#### REQUIREMENTS
Write the entries out again exactly as they stand, but without the pictures.

#### TASK INPUTS

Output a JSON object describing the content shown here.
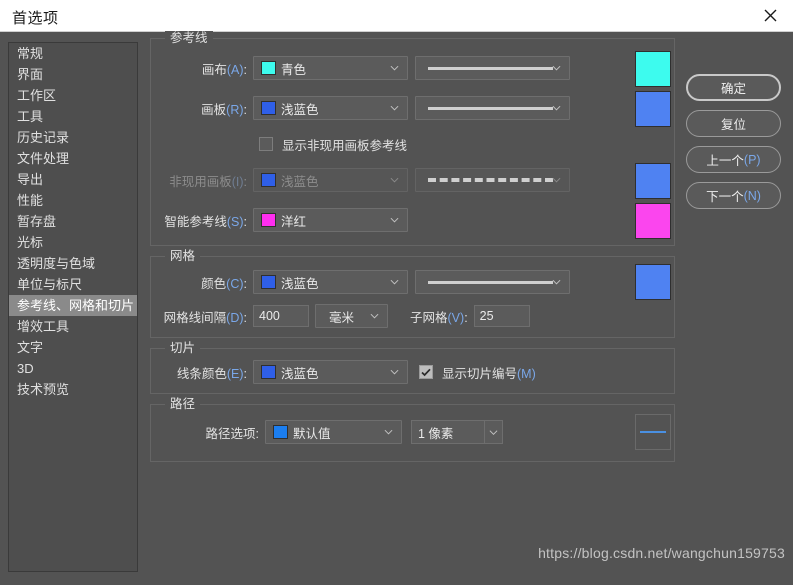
{
  "window": {
    "title": "首选项",
    "close_icon": "close-icon"
  },
  "sidebar": {
    "items": [
      {
        "label": "常规",
        "selected": false
      },
      {
        "label": "界面",
        "selected": false
      },
      {
        "label": "工作区",
        "selected": false
      },
      {
        "label": "工具",
        "selected": false
      },
      {
        "label": "历史记录",
        "selected": false
      },
      {
        "label": "文件处理",
        "selected": false
      },
      {
        "label": "导出",
        "selected": false
      },
      {
        "label": "性能",
        "selected": false
      },
      {
        "label": "暂存盘",
        "selected": false
      },
      {
        "label": "光标",
        "selected": false
      },
      {
        "label": "透明度与色域",
        "selected": false
      },
      {
        "label": "单位与标尺",
        "selected": false
      },
      {
        "label": "参考线、网格和切片",
        "selected": true
      },
      {
        "label": "增效工具",
        "selected": false
      },
      {
        "label": "文字",
        "selected": false
      },
      {
        "label": "3D",
        "selected": false
      },
      {
        "label": "技术预览",
        "selected": false
      }
    ]
  },
  "buttons": {
    "ok": "确定",
    "reset": "复位",
    "prev": "上一个(P)",
    "prev_plain": "上一个",
    "prev_key": "(P)",
    "next_plain": "下一个",
    "next_key": "(N)"
  },
  "guides": {
    "title": "参考线",
    "canvas": {
      "label_text": "画布",
      "label_key": "(A)",
      "color_name": "青色",
      "color_hex": "#3dfbee",
      "style": "solid",
      "chip_hex": "#3dfbee"
    },
    "artboard": {
      "label_text": "画板",
      "label_key": "(R)",
      "color_name": "浅蓝色",
      "color_hex": "#2f5fe8",
      "style": "solid",
      "chip_hex": "#4f82f2"
    },
    "show_inactive_checkbox": {
      "label": "显示非现用画板参考线",
      "checked": false
    },
    "inactive_artboard": {
      "label_text": "非现用画板",
      "label_key": "(I)",
      "color_name": "浅蓝色",
      "color_hex": "#2f5fe8",
      "style": "dashed",
      "chip_hex": "#4f82f2",
      "disabled": true
    },
    "smart_guides": {
      "label_text": "智能参考线",
      "label_key": "(S)",
      "color_name": "洋红",
      "color_hex": "#ff2df0",
      "chip_hex": "#fb45ee"
    }
  },
  "grid": {
    "title": "网格",
    "color": {
      "label_text": "颜色",
      "label_key": "(C)",
      "color_name": "浅蓝色",
      "color_hex": "#2f5fe8",
      "style": "solid",
      "chip_hex": "#4f82f2"
    },
    "gridline_every": {
      "label_text": "网格线间隔",
      "label_key": "(D)",
      "value": "400",
      "unit": "毫米"
    },
    "subdivisions": {
      "label_text": "子网格",
      "label_key": "(V)",
      "value": "25"
    }
  },
  "slices": {
    "title": "切片",
    "line_color": {
      "label_text": "线条颜色",
      "label_key": "(E)",
      "color_name": "浅蓝色",
      "color_hex": "#2f5fe8"
    },
    "show_numbers": {
      "label_text": "显示切片编号",
      "label_key": "(M)",
      "checked": true
    }
  },
  "paths": {
    "title": "路径",
    "path_options": {
      "label_text": "路径选项",
      "label_key": "",
      "value_name": "默认值",
      "color_hex": "#1b7ef0",
      "width_value": "1 像素"
    }
  },
  "watermark": "https://blog.csdn.net/wangchun159753"
}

#### RESPONSE BELOW
Output a JSON object describing the content shown here.
{
  "window": {
    "title": "首选项",
    "close_icon": "close-icon"
  },
  "sidebar": {
    "items": [
      {
        "label": "常规",
        "selected": false
      },
      {
        "label": "界面",
        "selected": false
      },
      {
        "label": "工作区",
        "selected": false
      },
      {
        "label": "工具",
        "selected": false
      },
      {
        "label": "历史记录",
        "selected": false
      },
      {
        "label": "文件处理",
        "selected": false
      },
      {
        "label": "导出",
        "selected": false
      },
      {
        "label": "性能",
        "selected": false
      },
      {
        "label": "暂存盘",
        "selected": false
      },
      {
        "label": "光标",
        "selected": false
      },
      {
        "label": "透明度与色域",
        "selected": false
      },
      {
        "label": "单位与标尺",
        "selected": false
      },
      {
        "label": "参考线、网格和切片",
        "selected": true
      },
      {
        "label": "增效工具",
        "selected": false
      },
      {
        "label": "文字",
        "selected": false
      },
      {
        "label": "3D",
        "selected": false
      },
      {
        "label": "技术预览",
        "selected": false
      }
    ]
  },
  "buttons": {
    "ok": "确定",
    "reset": "复位",
    "prev": "上一个(P)",
    "prev_plain": "上一个",
    "prev_key": "(P)",
    "next_plain": "下一个",
    "next_key": "(N)"
  },
  "guides": {
    "title": "参考线",
    "canvas": {
      "label_text": "画布",
      "label_key": "(A)",
      "color_name": "青色",
      "color_hex": "#3dfbee",
      "style": "solid",
      "chip_hex": "#3dfbee"
    },
    "artboard": {
      "label_text": "画板",
      "label_key": "(R)",
      "color_name": "浅蓝色",
      "color_hex": "#2f5fe8",
      "style": "solid",
      "chip_hex": "#4f82f2"
    },
    "show_inactive_checkbox": {
      "label": "显示非现用画板参考线",
      "checked": false
    },
    "inactive_artboard": {
      "label_text": "非现用画板",
      "label_key": "(I)",
      "color_name": "浅蓝色",
      "color_hex": "#2f5fe8",
      "style": "dashed",
      "chip_hex": "#4f82f2",
      "disabled": true
    },
    "smart_guides": {
      "label_text": "智能参考线",
      "label_key": "(S)",
      "color_name": "洋红",
      "color_hex": "#ff2df0",
      "chip_hex": "#fb45ee"
    }
  },
  "grid": {
    "title": "网格",
    "color": {
      "label_text": "颜色",
      "label_key": "(C)",
      "color_name": "浅蓝色",
      "color_hex": "#2f5fe8",
      "style": "solid",
      "chip_hex": "#4f82f2"
    },
    "gridline_every": {
      "label_text": "网格线间隔",
      "label_key": "(D)",
      "value": "400",
      "unit": "毫米"
    },
    "subdivisions": {
      "label_text": "子网格",
      "label_key": "(V)",
      "value": "25"
    }
  },
  "slices": {
    "title": "切片",
    "line_color": {
      "label_text": "线条颜色",
      "label_key": "(E)",
      "color_name": "浅蓝色",
      "color_hex": "#2f5fe8"
    },
    "show_numbers": {
      "label_text": "显示切片编号",
      "label_key": "(M)",
      "checked": true
    }
  },
  "paths": {
    "title": "路径",
    "path_options": {
      "label_text": "路径选项",
      "label_key": "",
      "value_name": "默认值",
      "color_hex": "#1b7ef0",
      "width_value": "1 像素"
    }
  },
  "watermark": "https://blog.csdn.net/wangchun159753"
}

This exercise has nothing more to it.